### [Problem description]
The lines to be extracted begin at the line containing "Transcribe the text in this document." and end at the last line of the data below; copy them exactly and leave out the pictures.

[Data entries]

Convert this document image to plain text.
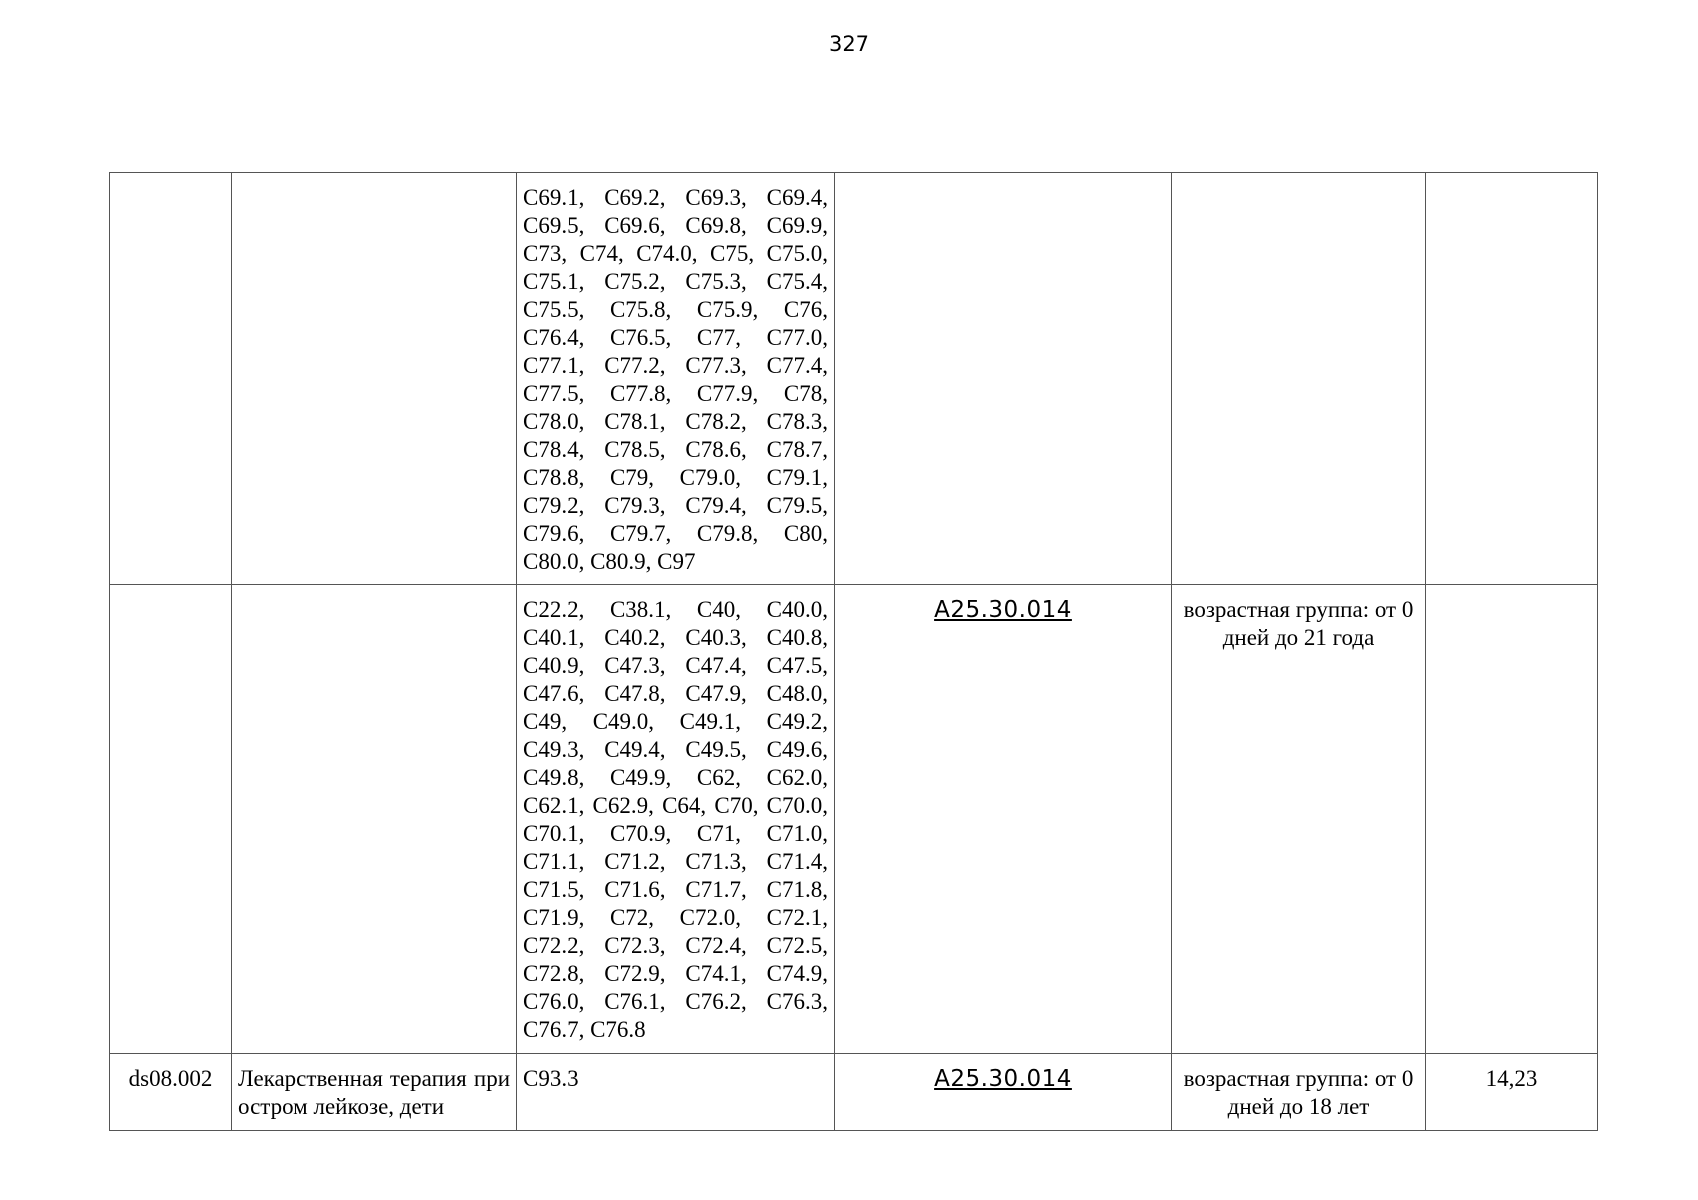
327
		C69.1, C69.2, C69.3, C69.4, C69.5, C69.6, C69.8, C69.9, C73, C74, C74.0, C75, C75.0, C75.1, C75.2, C75.3, C75.4, C75.5, C75.8, C75.9, C76, C76.4, C76.5, C77, C77.0, C77.1, C77.2, C77.3, C77.4, C77.5, C77.8, C77.9, C78, C78.0, C78.1, C78.2, C78.3, C78.4, C78.5, C78.6, C78.7, C78.8, C79, C79.0, C79.1, C79.2, C79.3, C79.4, C79.5, C79.6, C79.7, C79.8, C80, C80.0, C80.9, C97			
		C22.2, C38.1, C40, C40.0, C40.1, C40.2, C40.3, C40.8, C40.9, C47.3, C47.4, C47.5, C47.6, C47.8, C47.9, C48.0, C49, C49.0, C49.1, C49.2, C49.3, C49.4, C49.5, C49.6, C49.8, C49.9, C62, C62.0, C62.1, C62.9, C64, C70, C70.0, C70.1, C70.9, C71, C71.0, C71.1, C71.2, C71.3, C71.4, C71.5, C71.6, C71.7, C71.8, C71.9, C72, C72.0, C72.1, C72.2, C72.3, C72.4, C72.5, C72.8, C72.9, C74.1, C74.9, C76.0, C76.1, C76.2, C76.3, C76.7, C76.8	A25.30.014	возрастная группа: от 0 дней до 21 года	
ds08.002	Лекарственная терапия при остром лейкозе, дети	C93.3	A25.30.014	возрастная группа: от 0 дней до 18 лет	14,23
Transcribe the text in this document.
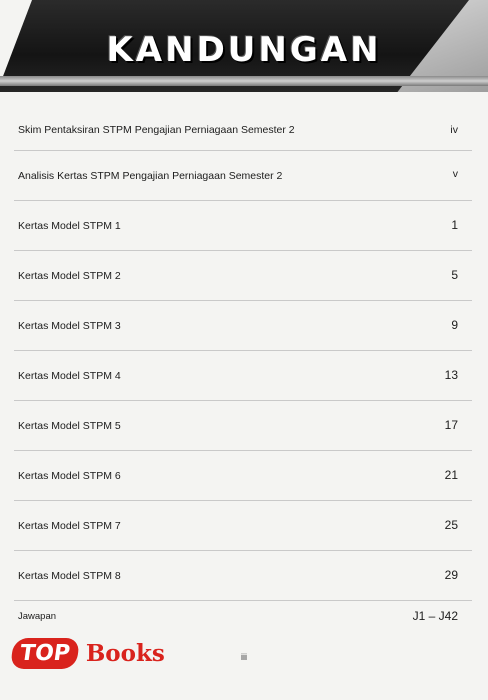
KANDUNGAN
Skim Pentaksiran STPM Pengajian Perniagaan Semester 2	iv
Analisis Kertas STPM Pengajian Perniagaan Semester 2	v
Kertas Model STPM 1	1
Kertas Model STPM 2	5
Kertas Model STPM 3	9
Kertas Model STPM 4	13
Kertas Model STPM 5	17
Kertas Model STPM 6	21
Kertas Model STPM 7	25
Kertas Model STPM 8	29
Jawapan	J1 – J42
TOP Books	iii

### [Response below]
Transcribe the text in this document.
KANDUNGAN
Skim Pentaksiran STPM Pengajian Perniagaan Semester 2	iv
Analisis Kertas STPM Pengajian Perniagaan Semester 2	v
Kertas Model STPM 1	1
Kertas Model STPM 2	5
Kertas Model STPM 3	9
Kertas Model STPM 4	13
Kertas Model STPM 5	17
Kertas Model STPM 6	21
Kertas Model STPM 7	25
Kertas Model STPM 8	29
Jawapan	J1 – J42
TOP Books	iii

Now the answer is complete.